[Given exercise] From the listing below, pull out the lines that hold "desc".

Dataset excerpt:
##########
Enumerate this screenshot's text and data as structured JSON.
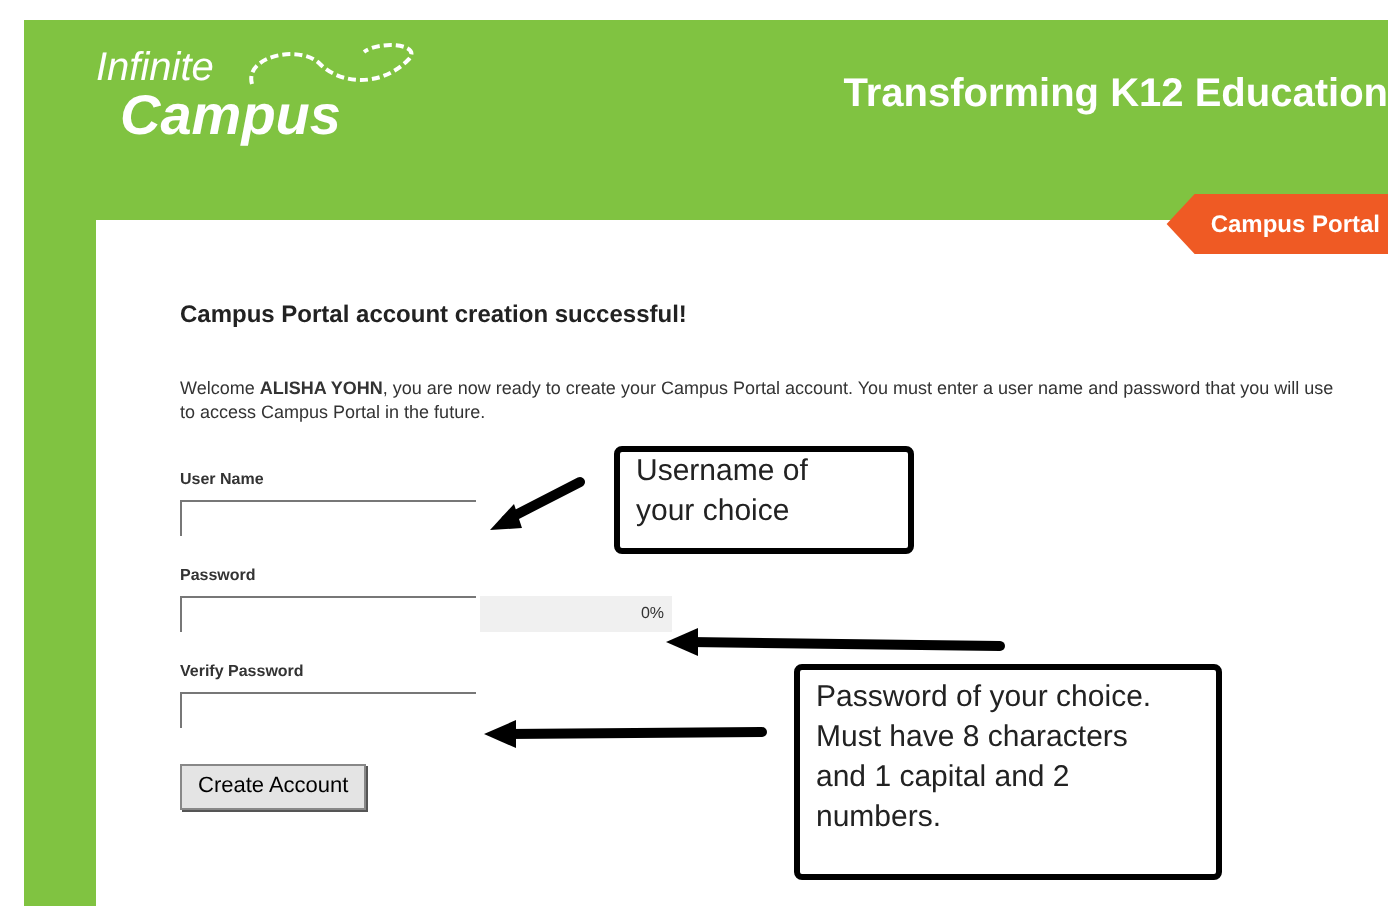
{
  "header": {
    "logo_top": "Infinite",
    "logo_bottom": "Campus",
    "tagline": "Transforming K12 Education",
    "portal_tab": "Campus Portal"
  },
  "content": {
    "heading": "Campus Portal account creation successful!",
    "welcome": "Welcome **ALISHA YOHN**, you are now ready to create your Campus Portal account. You must enter a user name and password that you will use to access Campus Portal in the future.",
    "fields": [
      {
        "label": "User Name"
      },
      {
        "label": "Password",
        "strength": {
          "level": 0,
          "reading": "0%"
        }
      },
      {
        "label": "Verify Password"
      }
    ],
    "button": "Create Account"
  },
  "callouts": [
    {
      "text": "Username of your choice"
    },
    {
      "text": "Password of your choice. Must have 8 characters and 1 capital and 2 numbers."
    }
  ]
}
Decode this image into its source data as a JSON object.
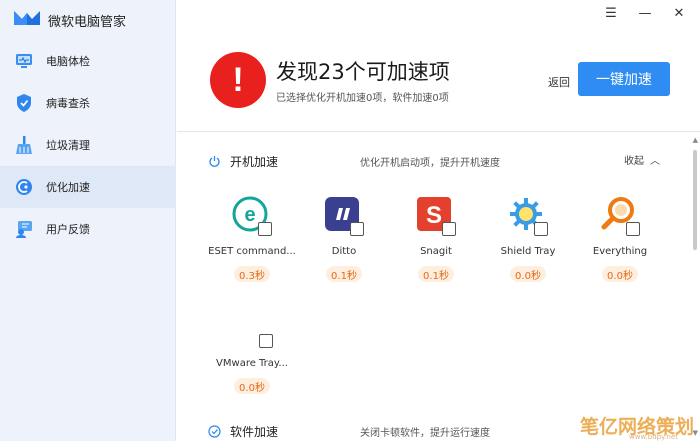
{
  "app": {
    "title": "微软电脑管家",
    "accent": "#2f8cf2"
  },
  "window": {
    "menu_glyph": "☰",
    "minimize_glyph": "—",
    "close_glyph": "✕"
  },
  "sidebar": {
    "items": [
      {
        "label": "电脑体检",
        "icon": "monitor-icon"
      },
      {
        "label": "病毒查杀",
        "icon": "shield-icon"
      },
      {
        "label": "垃圾清理",
        "icon": "broom-icon"
      },
      {
        "label": "优化加速",
        "icon": "rocket-icon",
        "active": true
      },
      {
        "label": "用户反馈",
        "icon": "feedback-icon"
      }
    ]
  },
  "header": {
    "title": "发现23个可加速项",
    "subtitle": "已选择优化开机加速0项，软件加速0项",
    "back_label": "返回",
    "action_label": "一键加速",
    "alert_color": "#e8211e"
  },
  "sections": [
    {
      "title": "开机加速",
      "desc": "优化开机启动项，提升开机速度",
      "collapse_label": "收起",
      "apps": [
        {
          "name": "ESET command...",
          "time": "0.3秒",
          "icon": "eset-icon",
          "checked": false
        },
        {
          "name": "Ditto",
          "time": "0.1秒",
          "icon": "ditto-icon",
          "checked": false
        },
        {
          "name": "Snagit",
          "time": "0.1秒",
          "icon": "snagit-icon",
          "checked": false
        },
        {
          "name": "Shield Tray",
          "time": "0.0秒",
          "icon": "gear-icon",
          "checked": false
        },
        {
          "name": "Everything",
          "time": "0.0秒",
          "icon": "magnifier-icon",
          "checked": false
        },
        {
          "name": "VMware Tray...",
          "time": "0.0秒",
          "icon": "vmware-icon",
          "checked": false
        }
      ]
    },
    {
      "title": "软件加速",
      "desc": "关闭卡顿软件，提升运行速度"
    }
  ],
  "watermark": {
    "text": "笔亿网络策划",
    "sub": "www.bdpy.net"
  }
}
##########
[Completed task]
      "desc": "优化开机启动项，提升开机速度",
      "desc": "关闭卡顿软件，提升运行速度"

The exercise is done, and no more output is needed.